ЗАДАНИЕ:
Напишите продолжение интервью с переводчицей о сербском и хорватском языках, начиная сразу после последней реплики.

Л.С.: Да, тогда это был "сербскохорватский". У нас всегда преподавали сербский, называли его стыдливо "сербскохорватский", а хорватский мне пришлось выучить самой, когда стало возможно сказать, что есть такой язык. Язык - не просто слова, хотя там и слова разные, это люди с разной исторической судьбой, культурой, и хотя бы поэтому это разные языки.

РЖ: Вы больше переводили с сербского?

Л.С.: Пожалуй , да. Я ведь Павича много перевела, а с хорватского - четыре-пять книжек и кучу рассказов.

РЖ: Вам одинаково дороги все ваши работы или среди них есть любимые?

Л.С.: Есть, конечно. Хотя я и не согласна с мнением, что больше любишь ребенка, с которым пришлось повозиться. Небольшие рассказы Слободана Шнайдера переводить было очень трудно, но нравятся они мне не поэтому... Пожалуй, больше всего я люблю первую книгу Горана Петровича "Атлас, составленный небом" - она просто восхитительна.

РЖ: Спустя время вы помните фразы из своих переводов? Меня завораживают такие: "Огромная и незнакомая душа стояла перед ней, распятая на сторонах света, как растянутая шкура, и пустая, как ночь, но на самом деле в ней, как в ночи, лежали города и леса, реки и морские заливы, женщины и дети, мосты и суда, а на дне, совсем на дне, крошечное и прекрасное тело этой души, которое катило ее наверх, как огромный камень. Лишь улыбка, которая загоралась, словно свет, приоткрывала на мгновение, что за этой ночью нет пустоты и что через тело можно войти и в душу. А улыбку эту мужчина поймал где-то в другом мире, где лишь улыбкой и можно поживиться, и принес ее сюда, в далматинское Загорье, принес ей, Велуче, как какой-то драгоценный плод, который надо попробовать или умереть..." ("Долгое ночное плавание"). Или вот: "Охрипшая ворона пролетела над ним и двумя черными крыльями расчесала ветер" ("Последняя любовь в Константинополе").

Л.С.: Нет, не помню. Я почти никогда их потом не перечитываю, но иногда откроешь и удивишься: "Надо же!.."

РЖ: То есть вы воспринимаете их уже как чужой текст.

Л.С.: Ну, в общем, да.

Записи данных
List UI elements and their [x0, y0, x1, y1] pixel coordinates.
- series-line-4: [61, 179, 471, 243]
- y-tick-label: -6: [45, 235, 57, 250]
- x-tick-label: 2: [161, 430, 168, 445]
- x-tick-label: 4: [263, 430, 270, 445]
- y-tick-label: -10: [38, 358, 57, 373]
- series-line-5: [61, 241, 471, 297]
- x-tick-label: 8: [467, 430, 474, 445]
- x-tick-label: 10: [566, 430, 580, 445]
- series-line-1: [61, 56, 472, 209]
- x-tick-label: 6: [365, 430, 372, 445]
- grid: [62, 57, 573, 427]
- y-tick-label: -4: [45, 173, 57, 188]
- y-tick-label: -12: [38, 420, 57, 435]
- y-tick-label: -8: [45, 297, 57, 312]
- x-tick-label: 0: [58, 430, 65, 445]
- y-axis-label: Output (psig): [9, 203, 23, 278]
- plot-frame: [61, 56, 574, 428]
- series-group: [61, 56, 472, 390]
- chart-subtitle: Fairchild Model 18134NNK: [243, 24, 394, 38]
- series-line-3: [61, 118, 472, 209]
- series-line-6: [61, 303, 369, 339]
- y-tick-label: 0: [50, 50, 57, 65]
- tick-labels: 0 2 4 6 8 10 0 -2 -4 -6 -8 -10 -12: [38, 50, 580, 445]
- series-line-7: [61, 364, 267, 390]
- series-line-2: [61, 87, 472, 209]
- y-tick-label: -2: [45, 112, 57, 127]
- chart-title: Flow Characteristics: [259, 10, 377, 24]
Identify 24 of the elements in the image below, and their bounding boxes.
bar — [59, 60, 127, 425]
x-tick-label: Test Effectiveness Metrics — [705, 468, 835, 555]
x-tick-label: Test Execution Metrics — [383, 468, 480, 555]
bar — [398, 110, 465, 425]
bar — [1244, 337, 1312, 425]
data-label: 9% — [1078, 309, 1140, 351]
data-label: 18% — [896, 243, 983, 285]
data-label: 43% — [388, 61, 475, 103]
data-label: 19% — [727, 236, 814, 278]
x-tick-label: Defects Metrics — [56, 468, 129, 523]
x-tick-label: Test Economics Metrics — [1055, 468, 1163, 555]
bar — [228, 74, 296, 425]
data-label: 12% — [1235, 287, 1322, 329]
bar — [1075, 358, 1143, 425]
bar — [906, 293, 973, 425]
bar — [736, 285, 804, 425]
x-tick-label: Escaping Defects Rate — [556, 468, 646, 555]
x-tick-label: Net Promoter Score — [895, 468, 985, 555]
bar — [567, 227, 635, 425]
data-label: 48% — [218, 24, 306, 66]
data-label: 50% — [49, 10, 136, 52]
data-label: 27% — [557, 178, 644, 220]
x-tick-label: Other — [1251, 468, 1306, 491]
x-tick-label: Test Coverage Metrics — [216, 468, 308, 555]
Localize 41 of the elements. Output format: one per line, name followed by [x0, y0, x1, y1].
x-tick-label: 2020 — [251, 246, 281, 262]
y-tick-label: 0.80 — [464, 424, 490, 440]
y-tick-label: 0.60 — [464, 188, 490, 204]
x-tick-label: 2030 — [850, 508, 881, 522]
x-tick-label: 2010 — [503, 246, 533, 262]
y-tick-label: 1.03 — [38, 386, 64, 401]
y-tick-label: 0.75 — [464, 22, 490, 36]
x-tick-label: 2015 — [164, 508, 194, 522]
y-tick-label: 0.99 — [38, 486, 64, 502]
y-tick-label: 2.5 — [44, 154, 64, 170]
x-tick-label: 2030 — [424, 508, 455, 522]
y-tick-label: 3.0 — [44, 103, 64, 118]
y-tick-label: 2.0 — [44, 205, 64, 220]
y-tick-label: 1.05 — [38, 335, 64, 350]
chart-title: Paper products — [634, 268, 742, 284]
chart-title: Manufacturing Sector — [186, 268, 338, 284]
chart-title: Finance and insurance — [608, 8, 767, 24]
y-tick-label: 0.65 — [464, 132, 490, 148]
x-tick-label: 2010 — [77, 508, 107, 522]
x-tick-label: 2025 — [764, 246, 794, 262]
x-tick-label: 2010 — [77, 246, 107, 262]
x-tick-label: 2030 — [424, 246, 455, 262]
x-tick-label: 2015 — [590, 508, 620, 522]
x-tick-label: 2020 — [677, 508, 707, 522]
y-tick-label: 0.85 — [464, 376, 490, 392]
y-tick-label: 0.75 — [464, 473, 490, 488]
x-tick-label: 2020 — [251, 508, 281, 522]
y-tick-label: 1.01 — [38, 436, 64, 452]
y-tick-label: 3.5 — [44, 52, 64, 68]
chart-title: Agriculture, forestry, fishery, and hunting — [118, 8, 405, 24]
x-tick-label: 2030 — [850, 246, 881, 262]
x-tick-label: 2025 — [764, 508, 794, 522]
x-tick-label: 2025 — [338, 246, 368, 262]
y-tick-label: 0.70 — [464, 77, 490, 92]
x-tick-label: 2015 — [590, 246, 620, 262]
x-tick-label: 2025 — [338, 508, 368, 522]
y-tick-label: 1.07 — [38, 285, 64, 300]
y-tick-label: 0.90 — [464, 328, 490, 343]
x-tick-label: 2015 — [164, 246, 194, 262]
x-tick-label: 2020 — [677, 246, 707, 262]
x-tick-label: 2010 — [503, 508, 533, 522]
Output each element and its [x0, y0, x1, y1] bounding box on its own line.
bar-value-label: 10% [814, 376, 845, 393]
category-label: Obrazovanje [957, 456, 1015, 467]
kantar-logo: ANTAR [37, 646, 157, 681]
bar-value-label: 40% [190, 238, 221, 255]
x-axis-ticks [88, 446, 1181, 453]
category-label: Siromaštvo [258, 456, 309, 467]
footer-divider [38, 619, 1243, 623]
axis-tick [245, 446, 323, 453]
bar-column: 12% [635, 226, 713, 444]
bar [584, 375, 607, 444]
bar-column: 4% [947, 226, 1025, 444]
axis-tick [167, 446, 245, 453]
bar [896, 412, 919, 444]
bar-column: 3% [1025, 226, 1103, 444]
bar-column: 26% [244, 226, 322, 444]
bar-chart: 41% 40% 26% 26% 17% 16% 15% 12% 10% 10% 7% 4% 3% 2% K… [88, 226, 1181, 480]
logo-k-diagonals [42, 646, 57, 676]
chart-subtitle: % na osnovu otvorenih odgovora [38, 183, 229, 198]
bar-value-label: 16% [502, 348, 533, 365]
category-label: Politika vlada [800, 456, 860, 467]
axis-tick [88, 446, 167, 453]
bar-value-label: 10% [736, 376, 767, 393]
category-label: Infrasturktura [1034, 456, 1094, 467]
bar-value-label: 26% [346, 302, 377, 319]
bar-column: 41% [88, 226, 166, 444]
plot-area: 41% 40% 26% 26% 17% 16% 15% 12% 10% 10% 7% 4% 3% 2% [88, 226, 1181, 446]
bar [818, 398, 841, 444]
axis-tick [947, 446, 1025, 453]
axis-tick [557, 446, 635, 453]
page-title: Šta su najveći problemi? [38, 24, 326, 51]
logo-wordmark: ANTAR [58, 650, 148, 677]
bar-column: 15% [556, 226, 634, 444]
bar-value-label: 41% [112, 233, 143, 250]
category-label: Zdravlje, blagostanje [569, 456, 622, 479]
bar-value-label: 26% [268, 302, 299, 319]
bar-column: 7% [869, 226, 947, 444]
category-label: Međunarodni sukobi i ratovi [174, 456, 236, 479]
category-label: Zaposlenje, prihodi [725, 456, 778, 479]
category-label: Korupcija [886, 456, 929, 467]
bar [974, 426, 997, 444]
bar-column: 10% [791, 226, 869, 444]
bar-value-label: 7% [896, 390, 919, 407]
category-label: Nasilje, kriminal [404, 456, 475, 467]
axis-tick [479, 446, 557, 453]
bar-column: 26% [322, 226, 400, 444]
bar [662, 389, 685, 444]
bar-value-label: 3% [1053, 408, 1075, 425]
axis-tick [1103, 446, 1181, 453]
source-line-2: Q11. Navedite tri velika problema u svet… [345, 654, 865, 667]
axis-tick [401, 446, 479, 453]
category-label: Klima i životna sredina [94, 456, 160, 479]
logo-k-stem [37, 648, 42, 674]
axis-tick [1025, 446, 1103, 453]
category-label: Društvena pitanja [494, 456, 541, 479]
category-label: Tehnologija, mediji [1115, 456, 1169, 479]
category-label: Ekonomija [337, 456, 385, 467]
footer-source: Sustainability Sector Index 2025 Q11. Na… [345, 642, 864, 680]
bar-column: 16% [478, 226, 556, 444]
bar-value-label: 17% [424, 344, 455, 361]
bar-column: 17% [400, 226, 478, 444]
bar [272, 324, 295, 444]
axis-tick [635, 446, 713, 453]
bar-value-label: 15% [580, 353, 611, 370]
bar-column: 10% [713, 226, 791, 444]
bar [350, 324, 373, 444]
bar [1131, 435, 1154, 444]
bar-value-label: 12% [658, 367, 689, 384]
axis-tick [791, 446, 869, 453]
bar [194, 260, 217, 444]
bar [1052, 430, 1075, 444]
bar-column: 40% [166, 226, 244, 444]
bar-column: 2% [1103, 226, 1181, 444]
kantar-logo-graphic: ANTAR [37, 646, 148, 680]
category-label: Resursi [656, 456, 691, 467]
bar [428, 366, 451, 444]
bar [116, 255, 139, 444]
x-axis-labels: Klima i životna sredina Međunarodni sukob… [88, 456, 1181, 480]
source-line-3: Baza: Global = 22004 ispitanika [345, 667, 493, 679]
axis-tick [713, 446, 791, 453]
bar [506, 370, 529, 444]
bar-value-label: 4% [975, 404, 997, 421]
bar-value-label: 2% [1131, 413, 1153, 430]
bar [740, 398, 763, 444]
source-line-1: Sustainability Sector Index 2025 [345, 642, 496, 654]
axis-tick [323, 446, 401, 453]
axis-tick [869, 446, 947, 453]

ОТВЕТ:
РЖ: Вот фрагмент моего интервью с С.Аптом: "Я имела в виду и ощущения, которые вы испытываете, глядя на полки со своими переводами". "Нет никаких ощущений. Во мне остались образы этих писателей, но сама переводческая работа меня потом не занимала. Запоминались удачные находки, и, если кто-то потом обращал на них особенное внимание, мне всегда было приятно, но чтобы потом я много думал о каждой книге в отдельности... нет".

Л.С.: Я его понимаю.

РЖ:Вы переводите стихотворные вставки в прозе. Перевод поэзии отличается для вас от прозы?

Л.С.: Я не умею переводить стихи и не люблю, с ними больше мороки, никакой уверенности, подозреваешь себя в фальсификации. Ведь вообще перевод художественной хоть прозы, хоть поэзии - дело сомнительное, все-таки создаешь какую-то параллельную реальность.

РЖ: А.Богдановский, у которого есть опыт перевода поэзии и прозы, считает, что "в переводе стихов у одного теряется тридцать процентов, у другого - тридцать пять, у третьего - сорок".

Л.С.: Интересно посмотреть на этот дозиметр.

РЖ:Вы причисляете себя к какой-то переводческой школе? Были у вас ориентиры в этой области?

Л.С.: Нет, я ведь специально не училась переводу. Я знаю, что школы есть, но никогда в это не вникала.

РЖ: Почему вы пришли к переводу? Случайно?

Л.С.: Думаю, случайного в жизни не бывает. Как-то так пришла.

РЖ: Вы учили сербскохорватский на филфаке, да? Во время учебы стали переводить?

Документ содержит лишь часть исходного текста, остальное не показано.